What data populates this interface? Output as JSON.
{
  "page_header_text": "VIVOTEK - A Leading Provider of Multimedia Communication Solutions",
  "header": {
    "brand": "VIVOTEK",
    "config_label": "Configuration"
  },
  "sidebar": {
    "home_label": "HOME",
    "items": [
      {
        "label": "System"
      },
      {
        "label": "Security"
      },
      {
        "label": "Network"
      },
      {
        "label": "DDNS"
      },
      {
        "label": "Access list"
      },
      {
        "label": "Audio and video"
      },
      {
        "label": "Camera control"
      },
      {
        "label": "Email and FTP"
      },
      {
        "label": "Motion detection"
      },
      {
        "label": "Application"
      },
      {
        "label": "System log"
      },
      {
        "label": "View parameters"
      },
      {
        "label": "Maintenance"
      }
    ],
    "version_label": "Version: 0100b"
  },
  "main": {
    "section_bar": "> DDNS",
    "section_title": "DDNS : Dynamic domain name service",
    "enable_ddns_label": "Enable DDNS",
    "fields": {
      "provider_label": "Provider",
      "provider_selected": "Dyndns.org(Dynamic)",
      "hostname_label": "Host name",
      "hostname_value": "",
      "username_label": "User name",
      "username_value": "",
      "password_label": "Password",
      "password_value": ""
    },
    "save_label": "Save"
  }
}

» **PROBLEM REQUIREMENTS**:
Check each line above for the word "Dynamic" and copy the ones that have it.

» **EXPECTED ANSWER**:
    "section_title": "DDNS : Dynamic domain name service",
      "provider_selected": "Dyndns.org(Dynamic)",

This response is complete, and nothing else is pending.